### Problem details
In the entries below, how many lines hold the string "from"? Give only the number.

** START Input **

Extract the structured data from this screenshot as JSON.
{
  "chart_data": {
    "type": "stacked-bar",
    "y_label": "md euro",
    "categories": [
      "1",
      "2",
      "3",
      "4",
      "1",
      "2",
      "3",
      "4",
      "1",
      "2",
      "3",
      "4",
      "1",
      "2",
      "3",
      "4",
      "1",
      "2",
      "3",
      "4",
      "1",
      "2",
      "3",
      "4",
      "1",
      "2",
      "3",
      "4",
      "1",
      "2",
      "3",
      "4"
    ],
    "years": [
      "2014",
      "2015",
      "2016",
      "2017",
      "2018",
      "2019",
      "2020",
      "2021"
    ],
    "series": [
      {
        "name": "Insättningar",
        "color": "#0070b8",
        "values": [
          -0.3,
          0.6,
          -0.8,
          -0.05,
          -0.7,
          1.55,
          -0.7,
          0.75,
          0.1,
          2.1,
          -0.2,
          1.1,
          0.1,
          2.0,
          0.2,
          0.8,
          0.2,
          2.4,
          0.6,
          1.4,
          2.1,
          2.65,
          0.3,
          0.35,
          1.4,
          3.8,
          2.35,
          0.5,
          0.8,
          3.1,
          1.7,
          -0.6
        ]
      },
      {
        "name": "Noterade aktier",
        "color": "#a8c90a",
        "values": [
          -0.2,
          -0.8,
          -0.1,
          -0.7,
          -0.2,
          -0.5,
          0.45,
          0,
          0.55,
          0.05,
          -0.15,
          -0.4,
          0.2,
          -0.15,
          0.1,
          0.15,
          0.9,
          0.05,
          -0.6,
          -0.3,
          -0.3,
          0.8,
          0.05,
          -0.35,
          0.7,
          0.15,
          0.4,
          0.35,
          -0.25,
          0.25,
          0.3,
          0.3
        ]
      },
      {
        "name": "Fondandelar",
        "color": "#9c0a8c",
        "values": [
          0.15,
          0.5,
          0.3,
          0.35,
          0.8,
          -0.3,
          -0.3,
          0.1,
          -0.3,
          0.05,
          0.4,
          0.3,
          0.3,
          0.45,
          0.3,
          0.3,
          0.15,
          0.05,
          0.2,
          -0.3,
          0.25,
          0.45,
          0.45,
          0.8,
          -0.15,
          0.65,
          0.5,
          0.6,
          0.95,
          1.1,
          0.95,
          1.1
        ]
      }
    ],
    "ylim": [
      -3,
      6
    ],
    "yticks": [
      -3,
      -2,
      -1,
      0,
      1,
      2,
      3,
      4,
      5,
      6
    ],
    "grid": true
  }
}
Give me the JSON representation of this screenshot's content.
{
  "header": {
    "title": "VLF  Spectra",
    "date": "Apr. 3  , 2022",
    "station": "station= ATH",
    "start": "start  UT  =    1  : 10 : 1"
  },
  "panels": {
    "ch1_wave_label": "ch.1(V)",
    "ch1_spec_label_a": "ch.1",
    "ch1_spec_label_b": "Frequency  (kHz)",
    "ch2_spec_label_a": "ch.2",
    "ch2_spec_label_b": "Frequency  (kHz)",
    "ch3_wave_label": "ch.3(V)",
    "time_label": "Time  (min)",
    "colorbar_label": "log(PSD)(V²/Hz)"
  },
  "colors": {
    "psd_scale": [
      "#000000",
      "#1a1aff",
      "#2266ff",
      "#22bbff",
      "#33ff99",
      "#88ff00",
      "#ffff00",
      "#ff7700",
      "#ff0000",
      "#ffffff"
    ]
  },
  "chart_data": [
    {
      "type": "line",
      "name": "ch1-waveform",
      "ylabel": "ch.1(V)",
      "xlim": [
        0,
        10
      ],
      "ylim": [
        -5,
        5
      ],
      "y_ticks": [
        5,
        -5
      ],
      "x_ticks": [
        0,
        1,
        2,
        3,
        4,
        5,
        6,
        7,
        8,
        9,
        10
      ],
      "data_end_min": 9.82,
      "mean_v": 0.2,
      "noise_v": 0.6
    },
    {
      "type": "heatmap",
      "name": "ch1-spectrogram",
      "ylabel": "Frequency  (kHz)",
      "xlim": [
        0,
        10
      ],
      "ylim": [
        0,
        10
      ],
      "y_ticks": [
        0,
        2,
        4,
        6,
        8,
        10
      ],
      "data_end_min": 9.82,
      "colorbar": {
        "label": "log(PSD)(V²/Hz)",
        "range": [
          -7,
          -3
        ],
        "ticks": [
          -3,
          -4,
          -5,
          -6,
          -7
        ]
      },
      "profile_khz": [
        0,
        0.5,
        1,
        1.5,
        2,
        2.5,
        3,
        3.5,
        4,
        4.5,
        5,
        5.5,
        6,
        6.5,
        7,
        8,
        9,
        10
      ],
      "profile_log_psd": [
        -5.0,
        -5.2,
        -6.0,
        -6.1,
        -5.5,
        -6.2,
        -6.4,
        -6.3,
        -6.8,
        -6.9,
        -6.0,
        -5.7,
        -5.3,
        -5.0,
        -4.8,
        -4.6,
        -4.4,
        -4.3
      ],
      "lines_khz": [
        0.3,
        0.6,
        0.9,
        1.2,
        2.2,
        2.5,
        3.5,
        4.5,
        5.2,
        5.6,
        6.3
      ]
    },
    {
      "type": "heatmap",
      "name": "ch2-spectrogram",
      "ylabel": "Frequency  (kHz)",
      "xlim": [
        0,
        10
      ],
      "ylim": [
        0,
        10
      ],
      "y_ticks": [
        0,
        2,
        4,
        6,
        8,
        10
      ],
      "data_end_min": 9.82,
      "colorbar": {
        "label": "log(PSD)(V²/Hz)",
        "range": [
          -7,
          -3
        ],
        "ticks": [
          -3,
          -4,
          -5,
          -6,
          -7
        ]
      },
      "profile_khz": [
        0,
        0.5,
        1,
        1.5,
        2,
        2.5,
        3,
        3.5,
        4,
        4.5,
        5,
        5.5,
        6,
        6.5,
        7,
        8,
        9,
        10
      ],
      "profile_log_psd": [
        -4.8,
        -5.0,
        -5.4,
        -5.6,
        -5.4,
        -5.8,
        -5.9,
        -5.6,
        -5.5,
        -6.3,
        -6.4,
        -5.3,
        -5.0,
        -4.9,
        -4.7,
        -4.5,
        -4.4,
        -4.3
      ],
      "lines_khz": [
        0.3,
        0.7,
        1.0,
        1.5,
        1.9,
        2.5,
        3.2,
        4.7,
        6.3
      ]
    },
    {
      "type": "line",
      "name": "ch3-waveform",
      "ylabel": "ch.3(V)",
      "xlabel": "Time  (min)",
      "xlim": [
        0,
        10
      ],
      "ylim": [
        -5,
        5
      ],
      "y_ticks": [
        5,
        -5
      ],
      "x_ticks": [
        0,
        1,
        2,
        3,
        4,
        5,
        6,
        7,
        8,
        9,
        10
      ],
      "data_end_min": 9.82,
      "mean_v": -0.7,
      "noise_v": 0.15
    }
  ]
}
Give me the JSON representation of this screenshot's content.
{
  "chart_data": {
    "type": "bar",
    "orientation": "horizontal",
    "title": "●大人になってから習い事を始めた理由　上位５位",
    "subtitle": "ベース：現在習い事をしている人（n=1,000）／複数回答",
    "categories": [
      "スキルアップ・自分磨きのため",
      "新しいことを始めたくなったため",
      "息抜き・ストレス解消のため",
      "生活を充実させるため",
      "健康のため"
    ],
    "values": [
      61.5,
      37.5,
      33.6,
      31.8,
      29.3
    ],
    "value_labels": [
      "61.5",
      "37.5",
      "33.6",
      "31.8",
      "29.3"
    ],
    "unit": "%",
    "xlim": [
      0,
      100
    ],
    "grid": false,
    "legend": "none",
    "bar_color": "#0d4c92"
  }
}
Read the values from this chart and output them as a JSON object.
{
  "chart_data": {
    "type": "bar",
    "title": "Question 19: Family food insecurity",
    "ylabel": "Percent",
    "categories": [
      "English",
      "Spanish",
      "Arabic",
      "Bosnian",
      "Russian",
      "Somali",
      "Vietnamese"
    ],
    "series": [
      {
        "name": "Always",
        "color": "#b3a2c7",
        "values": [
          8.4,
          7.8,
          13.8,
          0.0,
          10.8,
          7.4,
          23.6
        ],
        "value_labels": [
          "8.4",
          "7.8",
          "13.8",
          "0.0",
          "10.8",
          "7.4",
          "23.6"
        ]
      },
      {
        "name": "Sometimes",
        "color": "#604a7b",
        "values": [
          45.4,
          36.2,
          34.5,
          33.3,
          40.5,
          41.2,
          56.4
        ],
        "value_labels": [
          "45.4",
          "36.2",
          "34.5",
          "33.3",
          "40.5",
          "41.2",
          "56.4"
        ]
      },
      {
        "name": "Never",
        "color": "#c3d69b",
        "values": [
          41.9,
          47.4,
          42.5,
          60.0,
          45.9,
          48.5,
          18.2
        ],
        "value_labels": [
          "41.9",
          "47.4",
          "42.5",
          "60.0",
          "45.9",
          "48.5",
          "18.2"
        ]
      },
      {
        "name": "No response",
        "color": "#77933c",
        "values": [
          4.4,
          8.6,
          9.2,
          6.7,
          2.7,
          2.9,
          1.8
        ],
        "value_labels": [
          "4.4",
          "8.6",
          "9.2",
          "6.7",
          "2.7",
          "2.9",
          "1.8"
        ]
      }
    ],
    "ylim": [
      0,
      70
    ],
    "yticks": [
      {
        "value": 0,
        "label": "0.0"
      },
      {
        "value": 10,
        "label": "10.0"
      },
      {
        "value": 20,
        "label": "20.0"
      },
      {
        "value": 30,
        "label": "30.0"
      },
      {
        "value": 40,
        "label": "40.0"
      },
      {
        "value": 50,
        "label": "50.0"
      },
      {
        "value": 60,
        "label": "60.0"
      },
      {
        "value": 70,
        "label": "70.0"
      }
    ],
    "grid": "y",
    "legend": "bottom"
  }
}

** END Input **

### Result for this task
2